▸ What you should do
Please decide whether each statement below agrees with the Iceland travel text. Answer yes or no for each one, and quote the deciding words from the text: (a) Morning rush hour lasts about an hour. (b) The Grey Line sends mini-buses to collect people from their hotels. (c) Thordur told passengers that the bus that picked them up at their hotel would be their tour bus.

▸ Provided passage
Iceland's population is around 320,000 and they do all their infrastructure themselves. They have their own government, print their own currency, give out their own literary and cinema awards, everything. With so few people, it's crucial that everyone contributes to society. "Rush hour" in the morning lasts about 30 minutes between 8:30 and 9:00, with everyone walking or driving to work and school.
Tour pickup also happens at the same time, so I got to experience three days of standing on the street corner, watching rush hour while waiting for my bus pickup. It was like the movie Groundhog's day. With so few people, I recognized many of them by the third day. Guy that stalls his jeep while waiting for an opening in traffic every morning; blonde business woman with the blue streak in her hair; girl on a motorized scooter going to school; man in a silver SUV bringing his daughter to daycare, etc. They all follow the same routine every morning like clockwork.
The tour bus driver for the transfer to the Blue Lagoon this morning was hilarious. His name was Thordur, pronounced just like it's spelled, but with rolled r's. The Grey Line of buses has a central bus station, and they send out a fleet of mini-buses to collect everyone from their hotels throughout Reykjavik. Once you're at the bus station, you go into the booking office and sort out your reservation and they print you a ticket. Then, you go back out to the buses and find the correct one for your tour. I could immediately see how the system works. Some people never get the hang of it. Once I was on the proper bus for my transfer, I listened to Thordur explain over and over, to one Japanese tourist after another that the pickup at their hotel was NOT necessarily the bus they would be on for their tour. After the sixth one wouldn't wait for him to finish explaining and kept interrupting, he put his head down on the steering wheel and said, "Jesus Christ, why can't people just talk English?" which I thought was rich, coming from someone who "talks" English as a second language himself.

▸ Supplied information

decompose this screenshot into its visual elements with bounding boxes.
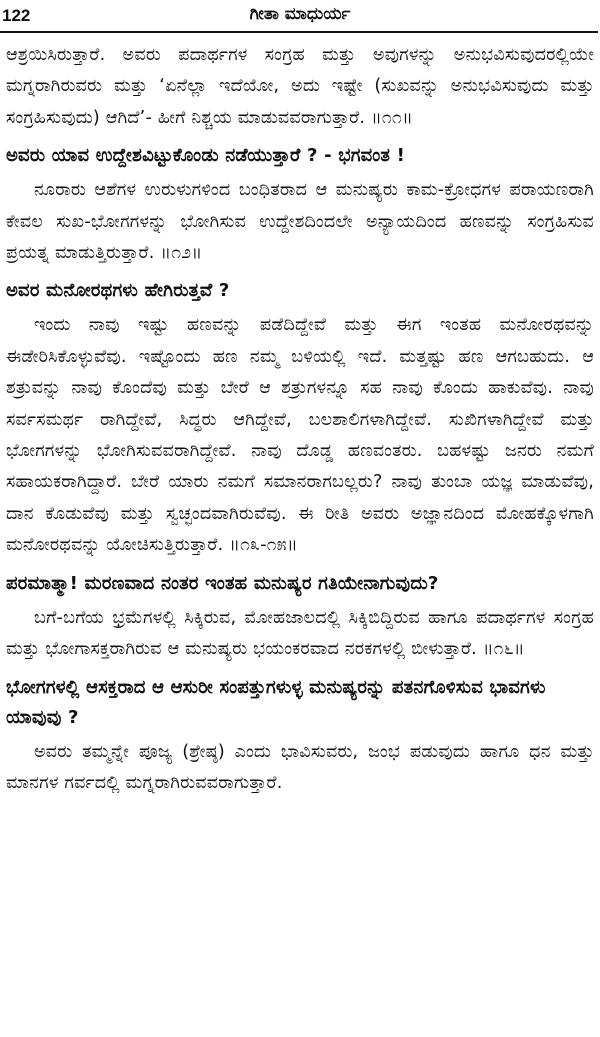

▸ Task output
(a) No: "\"Rush hour\" in the morning lasts about 30 minutes between 8:30 and 9:00"
(b) Yes: "they send out a fleet of mini-buses to collect everyone from their hotels throughout Reykjavik"
(c) No: "the pickup at their hotel was NOT necessarily the bus they would be on for their tour"